## SUPPLIED MATERIAL

⟨

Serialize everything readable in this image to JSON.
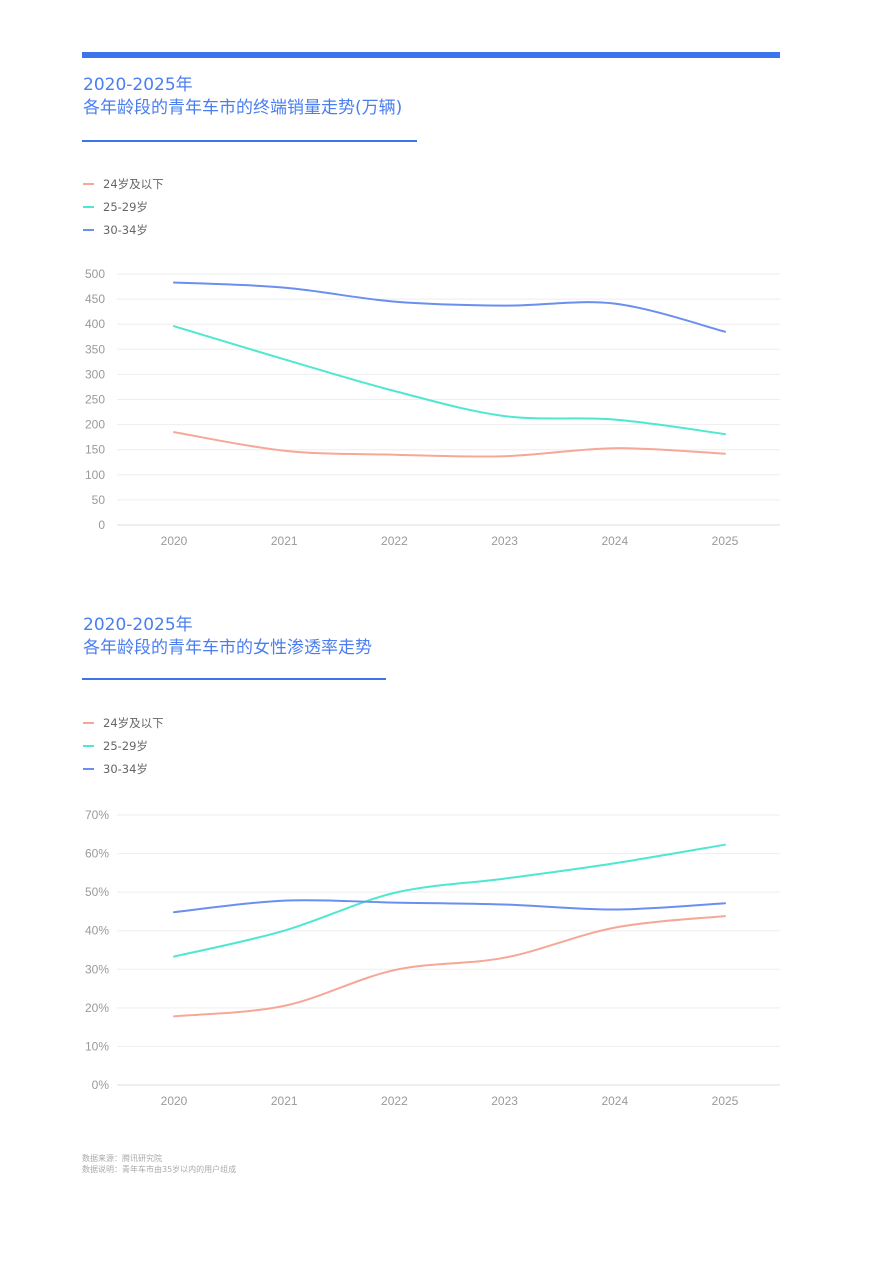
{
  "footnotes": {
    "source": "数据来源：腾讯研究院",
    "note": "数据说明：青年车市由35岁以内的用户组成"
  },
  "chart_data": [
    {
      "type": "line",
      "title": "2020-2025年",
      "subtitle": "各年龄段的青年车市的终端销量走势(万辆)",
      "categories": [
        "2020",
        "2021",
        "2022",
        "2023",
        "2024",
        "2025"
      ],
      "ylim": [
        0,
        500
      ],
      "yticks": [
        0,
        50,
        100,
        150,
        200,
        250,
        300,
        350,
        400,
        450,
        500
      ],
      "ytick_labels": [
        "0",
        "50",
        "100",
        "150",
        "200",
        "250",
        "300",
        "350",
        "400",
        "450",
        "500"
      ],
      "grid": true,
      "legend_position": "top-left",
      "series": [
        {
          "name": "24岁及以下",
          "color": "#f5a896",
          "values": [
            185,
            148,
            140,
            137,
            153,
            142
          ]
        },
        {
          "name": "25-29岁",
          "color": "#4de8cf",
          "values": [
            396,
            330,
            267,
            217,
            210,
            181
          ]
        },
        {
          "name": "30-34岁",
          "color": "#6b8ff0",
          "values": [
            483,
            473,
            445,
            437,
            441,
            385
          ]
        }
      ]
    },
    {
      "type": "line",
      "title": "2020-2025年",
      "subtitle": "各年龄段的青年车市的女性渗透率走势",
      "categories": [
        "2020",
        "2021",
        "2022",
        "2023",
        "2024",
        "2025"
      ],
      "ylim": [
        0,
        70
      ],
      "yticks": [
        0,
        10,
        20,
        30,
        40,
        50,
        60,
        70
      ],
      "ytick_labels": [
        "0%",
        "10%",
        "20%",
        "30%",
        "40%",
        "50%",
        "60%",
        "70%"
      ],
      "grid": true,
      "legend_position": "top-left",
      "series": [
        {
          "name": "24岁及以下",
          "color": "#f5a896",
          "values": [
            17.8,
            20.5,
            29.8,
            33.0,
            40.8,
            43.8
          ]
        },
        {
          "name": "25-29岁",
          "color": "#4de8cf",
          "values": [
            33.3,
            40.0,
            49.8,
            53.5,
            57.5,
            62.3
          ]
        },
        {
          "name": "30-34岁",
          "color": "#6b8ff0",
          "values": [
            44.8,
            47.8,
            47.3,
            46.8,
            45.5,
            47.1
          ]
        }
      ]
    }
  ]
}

⟩

## OBJECTIVE
Each line in the records above should be reproduced exactly; images are not copied.

## THE COMPLETED TASK
Serialize everything readable in this image to JSON.
{
  "footnotes": {
    "source": "数据来源：腾讯研究院",
    "note": "数据说明：青年车市由35岁以内的用户组成"
  },
  "chart_data": [
    {
      "type": "line",
      "title": "2020-2025年",
      "subtitle": "各年龄段的青年车市的终端销量走势(万辆)",
      "categories": [
        "2020",
        "2021",
        "2022",
        "2023",
        "2024",
        "2025"
      ],
      "ylim": [
        0,
        500
      ],
      "yticks": [
        0,
        50,
        100,
        150,
        200,
        250,
        300,
        350,
        400,
        450,
        500
      ],
      "ytick_labels": [
        "0",
        "50",
        "100",
        "150",
        "200",
        "250",
        "300",
        "350",
        "400",
        "450",
        "500"
      ],
      "grid": true,
      "legend_position": "top-left",
      "series": [
        {
          "name": "24岁及以下",
          "color": "#f5a896",
          "values": [
            185,
            148,
            140,
            137,
            153,
            142
          ]
        },
        {
          "name": "25-29岁",
          "color": "#4de8cf",
          "values": [
            396,
            330,
            267,
            217,
            210,
            181
          ]
        },
        {
          "name": "30-34岁",
          "color": "#6b8ff0",
          "values": [
            483,
            473,
            445,
            437,
            441,
            385
          ]
        }
      ]
    },
    {
      "type": "line",
      "title": "2020-2025年",
      "subtitle": "各年龄段的青年车市的女性渗透率走势",
      "categories": [
        "2020",
        "2021",
        "2022",
        "2023",
        "2024",
        "2025"
      ],
      "ylim": [
        0,
        70
      ],
      "yticks": [
        0,
        10,
        20,
        30,
        40,
        50,
        60,
        70
      ],
      "ytick_labels": [
        "0%",
        "10%",
        "20%",
        "30%",
        "40%",
        "50%",
        "60%",
        "70%"
      ],
      "grid": true,
      "legend_position": "top-left",
      "series": [
        {
          "name": "24岁及以下",
          "color": "#f5a896",
          "values": [
            17.8,
            20.5,
            29.8,
            33.0,
            40.8,
            43.8
          ]
        },
        {
          "name": "25-29岁",
          "color": "#4de8cf",
          "values": [
            33.3,
            40.0,
            49.8,
            53.5,
            57.5,
            62.3
          ]
        },
        {
          "name": "30-34岁",
          "color": "#6b8ff0",
          "values": [
            44.8,
            47.8,
            47.3,
            46.8,
            45.5,
            47.1
          ]
        }
      ]
    }
  ]
}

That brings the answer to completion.